>> BEGIN RECORDS
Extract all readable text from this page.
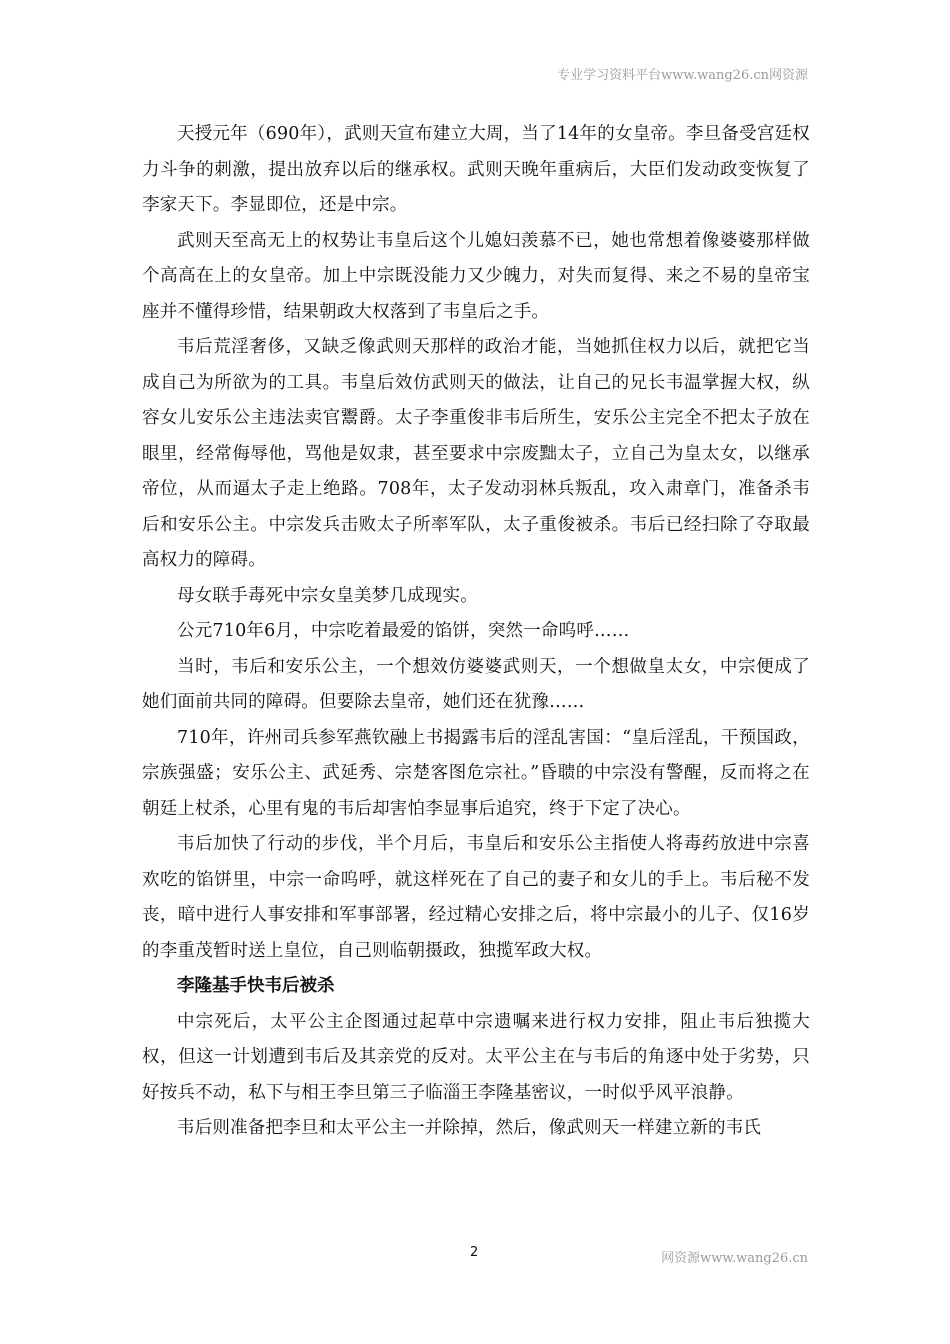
专业学习资料平台www.wang26.cn网资源

天授元年（690年），武则天宣布建立大周，当了14年的女皇帝。李旦备受宫廷权力斗争的刺激，提出放弃以后的继承权。武则天晚年重病后，大臣们发动政变恢复了李家天下。李显即位，还是中宗。

武则天至高无上的权势让韦皇后这个儿媳妇羡慕不已，她也常想着像婆婆那样做个高高在上的女皇帝。加上中宗既没能力又少魄力，对失而复得、来之不易的皇帝宝座并不懂得珍惜，结果朝政大权落到了韦皇后之手。

韦后荒淫奢侈，又缺乏像武则天那样的政治才能，当她抓住权力以后，就把它当成自己为所欲为的工具。韦皇后效仿武则天的做法，让自己的兄长韦温掌握大权，纵容女儿安乐公主违法卖官鬻爵。太子李重俊非韦后所生，安乐公主完全不把太子放在眼里，经常侮辱他，骂他是奴隶，甚至要求中宗废黜太子，立自己为皇太女，以继承帝位，从而逼太子走上绝路。708年，太子发动羽林兵叛乱，攻入肃章门，准备杀韦后和安乐公主。中宗发兵击败太子所率军队，太子重俊被杀。韦后已经扫除了夺取最高权力的障碍。

母女联手毒死中宗女皇美梦几成现实。

公元710年6月，中宗吃着最爱的馅饼，突然一命呜呼……

当时，韦后和安乐公主，一个想效仿婆婆武则天，一个想做皇太女，中宗便成了她们面前共同的障碍。但要除去皇帝，她们还在犹豫……

710年，许州司兵参军燕钦融上书揭露韦后的淫乱害国：“皇后淫乱，干预国政，宗族强盛；安乐公主、武延秀、宗楚客图危宗社。”昏聩的中宗没有警醒，反而将之在朝廷上杖杀，心里有鬼的韦后却害怕李显事后追究，终于下定了决心。

韦后加快了行动的步伐，半个月后，韦皇后和安乐公主指使人将毒药放进中宗喜欢吃的馅饼里，中宗一命呜呼，就这样死在了自己的妻子和女儿的手上。韦后秘不发丧，暗中进行人事安排和军事部署，经过精心安排之后，将中宗最小的儿子、仅16岁的李重茂暂时送上皇位，自己则临朝摄政，独揽军政大权。

李隆基手快韦后被杀

中宗死后，太平公主企图通过起草中宗遗嘱来进行权力安排，阻止韦后独揽大权，但这一计划遭到韦后及其亲党的反对。太平公主在与韦后的角逐中处于劣势，只好按兵不动，私下与相王李旦第三子临淄王李隆基密议，一时似乎风平浪静。

韦后则准备把李旦和太平公主一并除掉，然后，像武则天一样建立新的韦氏

2	网资源www.wang26.cn
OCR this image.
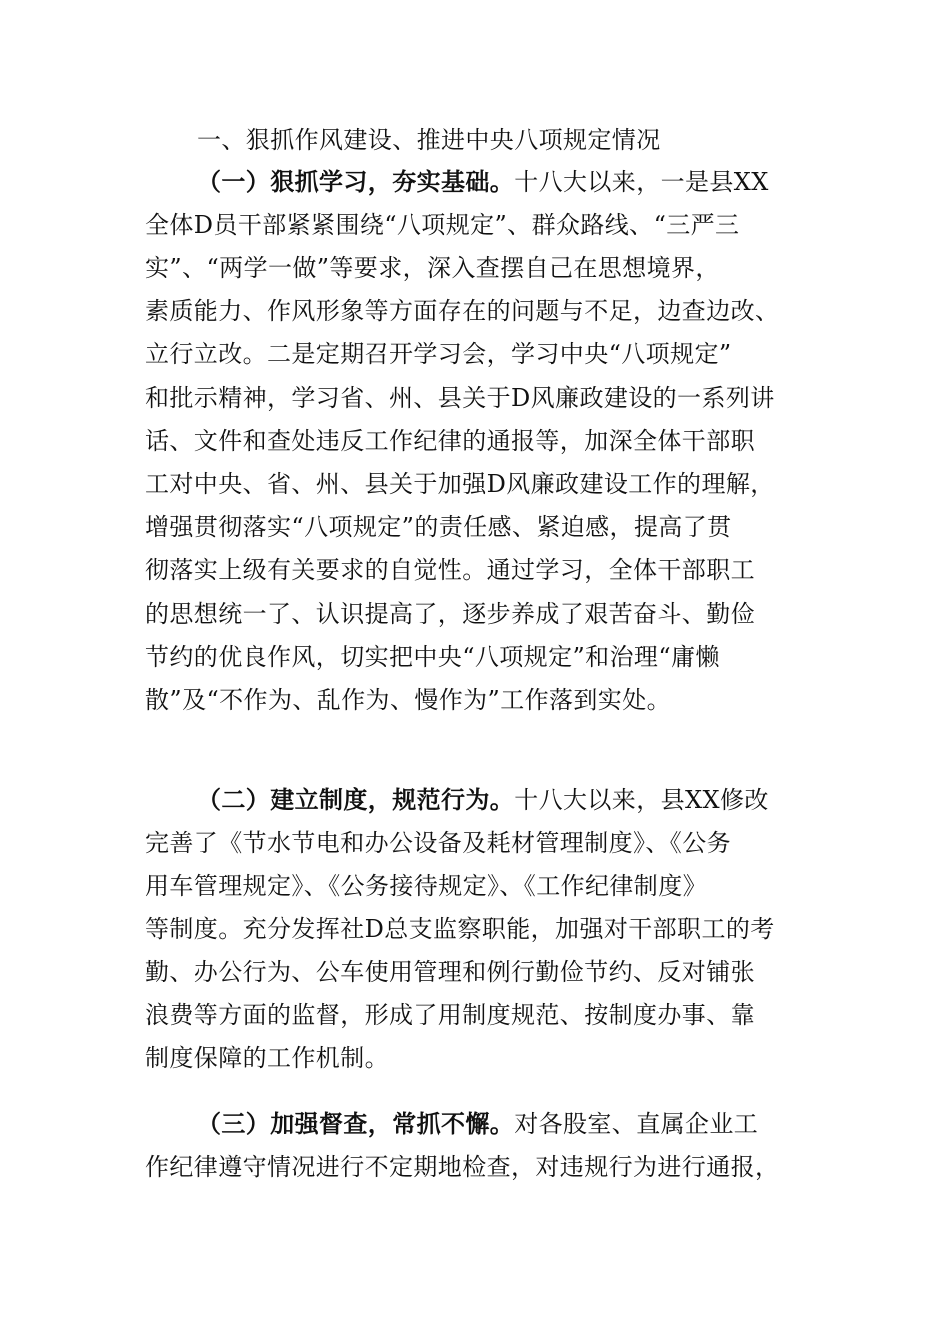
一、狠抓作风建设、推进中央八项规定情况
（一）狠抓学习，夯实基础。十八大以来，一是县XX
全体D员干部紧紧围绕“八项规定”、群众路线、“三严三
实”、“两学一做”等要求，深入查摆自己在思想境界，
素质能力、作风形象等方面存在的问题与不足，边查边改、
立行立改。二是定期召开学习会，学习中央“八项规定”
和批示精神，学习省、州、县关于D风廉政建设的一系列讲
话、文件和查处违反工作纪律的通报等，加深全体干部职
工对中央、省、州、县关于加强D风廉政建设工作的理解，
增强贯彻落实“八项规定”的责任感、紧迫感，提高了贯
彻落实上级有关要求的自觉性。通过学习，全体干部职工
的思想统一了、认识提高了，逐步养成了艰苦奋斗、勤俭
节约的优良作风，切实把中央“八项规定”和治理“庸懒
散”及“不作为、乱作为、慢作为”工作落到实处。
（二）建立制度，规范行为。十八大以来，县XX修改
完善了《节水节电和办公设备及耗材管理制度》、《公务
用车管理规定》、《公务接待规定》、《工作纪律制度》
等制度。充分发挥社D总支监察职能，加强对干部职工的考
勤、办公行为、公车使用管理和例行勤俭节约、反对铺张
浪费等方面的监督，形成了用制度规范、按制度办事、靠
制度保障的工作机制。
（三）加强督查，常抓不懈。对各股室、直属企业工
作纪律遵守情况进行不定期地检查，对违规行为进行通报，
>> END RECORDS
# BRIEF:
Where a line in the entries holds "十八大以来", copy that line.

# TASK SOLUTION:
（一）狠抓学习，夯实基础。十八大以来，一是县XX
（二）建立制度，规范行为。十八大以来，县XX修改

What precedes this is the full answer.